-- Source material --
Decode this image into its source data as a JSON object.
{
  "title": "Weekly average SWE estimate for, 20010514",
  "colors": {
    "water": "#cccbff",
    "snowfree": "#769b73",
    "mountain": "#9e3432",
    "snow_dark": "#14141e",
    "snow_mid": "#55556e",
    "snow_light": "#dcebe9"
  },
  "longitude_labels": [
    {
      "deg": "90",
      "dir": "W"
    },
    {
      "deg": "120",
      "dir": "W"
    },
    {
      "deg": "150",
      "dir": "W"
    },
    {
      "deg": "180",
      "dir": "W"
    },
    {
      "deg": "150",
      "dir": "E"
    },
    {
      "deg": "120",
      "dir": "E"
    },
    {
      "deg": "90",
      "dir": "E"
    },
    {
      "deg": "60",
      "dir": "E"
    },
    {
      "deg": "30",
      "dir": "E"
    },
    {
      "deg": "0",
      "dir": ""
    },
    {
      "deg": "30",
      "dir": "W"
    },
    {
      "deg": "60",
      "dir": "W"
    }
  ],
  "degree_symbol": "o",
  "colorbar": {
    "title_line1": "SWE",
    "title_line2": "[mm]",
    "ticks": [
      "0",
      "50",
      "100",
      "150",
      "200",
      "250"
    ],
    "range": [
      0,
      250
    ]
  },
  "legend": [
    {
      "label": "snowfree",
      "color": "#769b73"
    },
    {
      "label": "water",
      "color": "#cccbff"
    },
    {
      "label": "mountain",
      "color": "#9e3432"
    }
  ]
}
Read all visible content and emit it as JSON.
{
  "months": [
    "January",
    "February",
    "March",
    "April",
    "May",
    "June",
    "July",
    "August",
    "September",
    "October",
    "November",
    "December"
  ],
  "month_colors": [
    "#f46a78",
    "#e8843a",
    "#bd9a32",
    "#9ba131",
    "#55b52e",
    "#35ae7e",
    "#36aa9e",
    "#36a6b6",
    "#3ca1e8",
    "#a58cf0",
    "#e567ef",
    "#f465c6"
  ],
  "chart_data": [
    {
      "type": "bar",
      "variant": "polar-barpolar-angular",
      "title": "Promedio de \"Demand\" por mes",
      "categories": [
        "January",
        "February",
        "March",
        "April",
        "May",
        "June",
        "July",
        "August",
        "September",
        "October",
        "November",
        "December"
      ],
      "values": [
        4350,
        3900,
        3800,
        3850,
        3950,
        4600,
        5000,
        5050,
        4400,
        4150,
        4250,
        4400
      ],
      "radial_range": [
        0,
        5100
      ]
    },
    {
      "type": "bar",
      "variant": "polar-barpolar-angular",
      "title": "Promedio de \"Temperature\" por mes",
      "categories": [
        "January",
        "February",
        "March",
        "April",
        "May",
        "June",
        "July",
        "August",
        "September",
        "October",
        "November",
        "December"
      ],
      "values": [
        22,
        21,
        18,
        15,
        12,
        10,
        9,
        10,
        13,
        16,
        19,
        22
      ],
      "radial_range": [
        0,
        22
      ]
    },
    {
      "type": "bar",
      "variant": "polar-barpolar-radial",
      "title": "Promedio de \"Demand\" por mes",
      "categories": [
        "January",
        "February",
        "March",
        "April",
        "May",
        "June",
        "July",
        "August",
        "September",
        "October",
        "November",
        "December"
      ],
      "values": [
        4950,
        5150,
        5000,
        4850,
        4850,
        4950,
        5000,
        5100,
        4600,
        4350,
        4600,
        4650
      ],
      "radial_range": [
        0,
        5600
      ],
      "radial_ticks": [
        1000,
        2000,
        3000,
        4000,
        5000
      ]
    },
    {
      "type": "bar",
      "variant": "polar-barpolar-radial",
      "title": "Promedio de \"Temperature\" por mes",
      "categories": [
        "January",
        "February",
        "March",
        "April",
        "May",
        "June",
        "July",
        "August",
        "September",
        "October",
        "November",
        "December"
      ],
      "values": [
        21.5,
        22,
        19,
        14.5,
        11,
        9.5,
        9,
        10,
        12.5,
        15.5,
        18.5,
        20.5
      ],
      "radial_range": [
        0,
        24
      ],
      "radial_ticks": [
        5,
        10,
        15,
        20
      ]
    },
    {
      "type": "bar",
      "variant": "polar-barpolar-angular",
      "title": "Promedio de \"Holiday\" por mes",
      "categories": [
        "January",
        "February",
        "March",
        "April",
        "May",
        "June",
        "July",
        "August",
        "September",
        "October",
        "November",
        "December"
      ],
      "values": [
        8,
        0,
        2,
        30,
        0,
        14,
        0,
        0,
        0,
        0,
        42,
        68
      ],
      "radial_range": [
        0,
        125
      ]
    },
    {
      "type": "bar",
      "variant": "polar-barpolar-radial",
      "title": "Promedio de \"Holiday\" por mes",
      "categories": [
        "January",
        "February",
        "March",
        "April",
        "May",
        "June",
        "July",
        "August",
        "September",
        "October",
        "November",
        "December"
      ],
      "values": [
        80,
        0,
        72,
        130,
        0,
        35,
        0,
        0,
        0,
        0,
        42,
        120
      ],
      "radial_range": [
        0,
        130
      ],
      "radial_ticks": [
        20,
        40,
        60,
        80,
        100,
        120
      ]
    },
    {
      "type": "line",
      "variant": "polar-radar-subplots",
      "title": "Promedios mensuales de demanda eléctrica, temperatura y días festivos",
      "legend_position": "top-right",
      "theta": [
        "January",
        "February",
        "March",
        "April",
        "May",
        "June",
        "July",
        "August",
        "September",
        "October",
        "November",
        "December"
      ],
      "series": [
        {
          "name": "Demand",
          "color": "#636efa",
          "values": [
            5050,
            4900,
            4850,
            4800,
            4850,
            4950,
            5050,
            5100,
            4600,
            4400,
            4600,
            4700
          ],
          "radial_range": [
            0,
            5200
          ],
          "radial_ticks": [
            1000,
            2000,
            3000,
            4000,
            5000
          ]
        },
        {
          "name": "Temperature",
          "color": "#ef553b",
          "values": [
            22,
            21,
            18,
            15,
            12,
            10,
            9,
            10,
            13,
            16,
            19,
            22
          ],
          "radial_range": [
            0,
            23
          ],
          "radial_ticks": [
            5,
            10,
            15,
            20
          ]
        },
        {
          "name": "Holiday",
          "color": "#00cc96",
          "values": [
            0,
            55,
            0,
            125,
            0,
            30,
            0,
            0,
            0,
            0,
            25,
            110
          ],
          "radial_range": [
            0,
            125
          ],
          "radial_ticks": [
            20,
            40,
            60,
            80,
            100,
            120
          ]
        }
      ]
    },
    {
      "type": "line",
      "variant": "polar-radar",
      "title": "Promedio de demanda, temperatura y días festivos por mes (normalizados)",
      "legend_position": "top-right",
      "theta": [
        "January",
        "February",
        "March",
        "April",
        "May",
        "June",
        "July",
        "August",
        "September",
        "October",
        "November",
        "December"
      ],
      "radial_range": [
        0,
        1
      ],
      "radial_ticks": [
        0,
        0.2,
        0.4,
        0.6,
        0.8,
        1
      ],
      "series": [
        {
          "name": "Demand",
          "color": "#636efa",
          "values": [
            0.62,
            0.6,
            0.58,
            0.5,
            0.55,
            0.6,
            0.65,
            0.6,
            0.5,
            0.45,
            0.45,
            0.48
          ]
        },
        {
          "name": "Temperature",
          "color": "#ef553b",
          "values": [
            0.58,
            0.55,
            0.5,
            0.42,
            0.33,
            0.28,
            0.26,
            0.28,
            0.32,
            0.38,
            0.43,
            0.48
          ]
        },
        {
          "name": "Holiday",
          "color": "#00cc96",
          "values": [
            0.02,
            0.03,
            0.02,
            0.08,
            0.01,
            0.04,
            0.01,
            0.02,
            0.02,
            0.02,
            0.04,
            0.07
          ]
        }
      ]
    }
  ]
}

-- Description of the task --
Say how many lines above contain the string "temperatura". Answer with the number only.

-- Output of the exercise --
2